§ What to produce
Copy all lines holding the word "nsteps" from the entries.

§ Extracted material
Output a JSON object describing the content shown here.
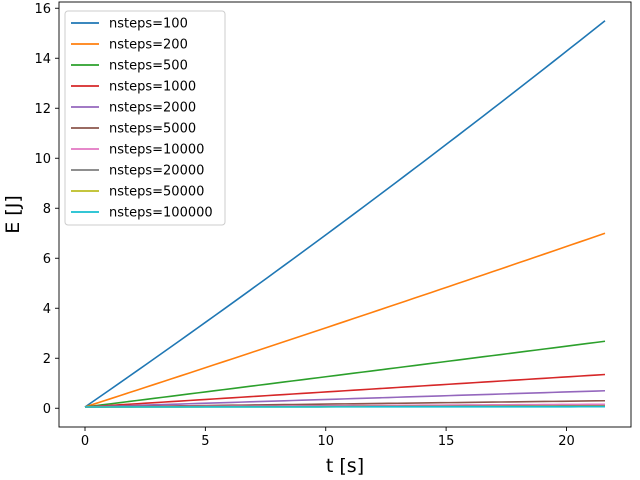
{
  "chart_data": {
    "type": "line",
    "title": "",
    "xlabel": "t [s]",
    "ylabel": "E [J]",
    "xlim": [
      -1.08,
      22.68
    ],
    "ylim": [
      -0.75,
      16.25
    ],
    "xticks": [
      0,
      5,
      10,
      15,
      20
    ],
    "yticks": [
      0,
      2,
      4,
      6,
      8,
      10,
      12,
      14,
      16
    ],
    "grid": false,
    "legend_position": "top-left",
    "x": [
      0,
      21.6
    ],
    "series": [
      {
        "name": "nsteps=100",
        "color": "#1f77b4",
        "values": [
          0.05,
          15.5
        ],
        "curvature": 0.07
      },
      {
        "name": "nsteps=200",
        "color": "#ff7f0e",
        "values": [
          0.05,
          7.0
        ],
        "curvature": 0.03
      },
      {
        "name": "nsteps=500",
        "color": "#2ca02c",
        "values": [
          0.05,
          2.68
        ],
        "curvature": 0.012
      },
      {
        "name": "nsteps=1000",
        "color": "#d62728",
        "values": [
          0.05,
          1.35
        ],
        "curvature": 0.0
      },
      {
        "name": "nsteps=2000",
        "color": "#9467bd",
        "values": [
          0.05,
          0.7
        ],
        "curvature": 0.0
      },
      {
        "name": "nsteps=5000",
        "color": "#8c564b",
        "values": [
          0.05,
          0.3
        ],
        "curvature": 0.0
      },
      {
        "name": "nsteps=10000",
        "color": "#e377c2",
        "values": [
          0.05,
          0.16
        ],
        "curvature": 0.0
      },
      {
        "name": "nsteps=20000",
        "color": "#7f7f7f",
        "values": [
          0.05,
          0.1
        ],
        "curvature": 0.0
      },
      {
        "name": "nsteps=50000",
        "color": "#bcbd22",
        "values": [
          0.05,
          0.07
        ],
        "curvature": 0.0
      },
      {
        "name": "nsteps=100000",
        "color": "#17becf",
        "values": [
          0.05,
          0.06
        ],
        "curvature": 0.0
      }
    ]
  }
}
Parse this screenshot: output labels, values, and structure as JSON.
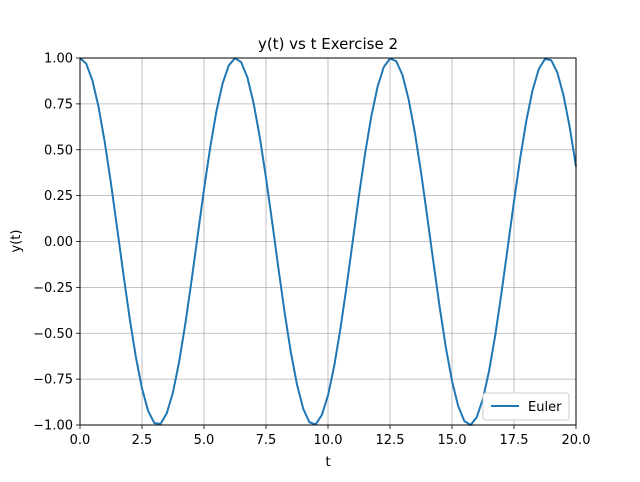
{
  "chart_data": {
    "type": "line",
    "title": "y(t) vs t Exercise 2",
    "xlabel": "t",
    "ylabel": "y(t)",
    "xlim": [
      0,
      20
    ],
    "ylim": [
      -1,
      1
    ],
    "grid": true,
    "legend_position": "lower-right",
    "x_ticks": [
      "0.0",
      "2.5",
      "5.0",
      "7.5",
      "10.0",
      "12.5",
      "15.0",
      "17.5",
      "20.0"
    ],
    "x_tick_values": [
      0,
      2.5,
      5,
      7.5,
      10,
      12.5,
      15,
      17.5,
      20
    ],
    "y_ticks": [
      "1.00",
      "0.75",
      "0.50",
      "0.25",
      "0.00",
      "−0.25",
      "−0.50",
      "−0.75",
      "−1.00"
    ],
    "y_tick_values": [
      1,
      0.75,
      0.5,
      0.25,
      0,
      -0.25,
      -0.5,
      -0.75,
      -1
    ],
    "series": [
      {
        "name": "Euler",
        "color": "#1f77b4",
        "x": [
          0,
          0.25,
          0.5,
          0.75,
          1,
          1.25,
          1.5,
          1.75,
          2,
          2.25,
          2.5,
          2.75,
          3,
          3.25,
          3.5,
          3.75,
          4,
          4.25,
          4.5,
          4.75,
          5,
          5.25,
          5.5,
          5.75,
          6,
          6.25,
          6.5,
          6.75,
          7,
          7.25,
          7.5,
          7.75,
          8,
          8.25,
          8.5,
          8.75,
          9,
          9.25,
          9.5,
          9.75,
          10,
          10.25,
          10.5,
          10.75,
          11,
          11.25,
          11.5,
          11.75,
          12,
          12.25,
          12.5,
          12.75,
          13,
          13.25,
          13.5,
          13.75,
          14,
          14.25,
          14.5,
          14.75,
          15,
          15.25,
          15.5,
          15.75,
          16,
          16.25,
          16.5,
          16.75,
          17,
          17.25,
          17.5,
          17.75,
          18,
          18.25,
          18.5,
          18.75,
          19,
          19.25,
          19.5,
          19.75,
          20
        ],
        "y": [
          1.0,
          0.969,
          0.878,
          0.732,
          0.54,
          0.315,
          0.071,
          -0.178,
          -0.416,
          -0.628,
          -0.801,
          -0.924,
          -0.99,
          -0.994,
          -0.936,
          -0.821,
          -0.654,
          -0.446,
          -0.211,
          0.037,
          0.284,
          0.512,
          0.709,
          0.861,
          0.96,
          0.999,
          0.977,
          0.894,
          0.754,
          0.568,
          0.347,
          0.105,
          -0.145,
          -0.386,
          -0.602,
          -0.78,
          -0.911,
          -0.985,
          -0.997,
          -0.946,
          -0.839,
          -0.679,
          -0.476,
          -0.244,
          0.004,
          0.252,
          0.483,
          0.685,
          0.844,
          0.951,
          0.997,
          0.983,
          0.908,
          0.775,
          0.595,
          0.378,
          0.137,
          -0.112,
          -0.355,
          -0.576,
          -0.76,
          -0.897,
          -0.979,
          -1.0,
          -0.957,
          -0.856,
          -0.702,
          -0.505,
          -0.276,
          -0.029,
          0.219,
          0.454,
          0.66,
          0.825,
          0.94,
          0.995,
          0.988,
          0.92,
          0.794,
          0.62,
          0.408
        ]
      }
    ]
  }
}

§ Task answer
        "name": "nsteps=100",
        "name": "nsteps=200",
        "name": "nsteps=500",
        "name": "nsteps=1000",
        "name": "nsteps=2000",
        "name": "nsteps=5000",
        "name": "nsteps=10000",
        "name": "nsteps=20000",
        "name": "nsteps=50000",
        "name": "nsteps=100000",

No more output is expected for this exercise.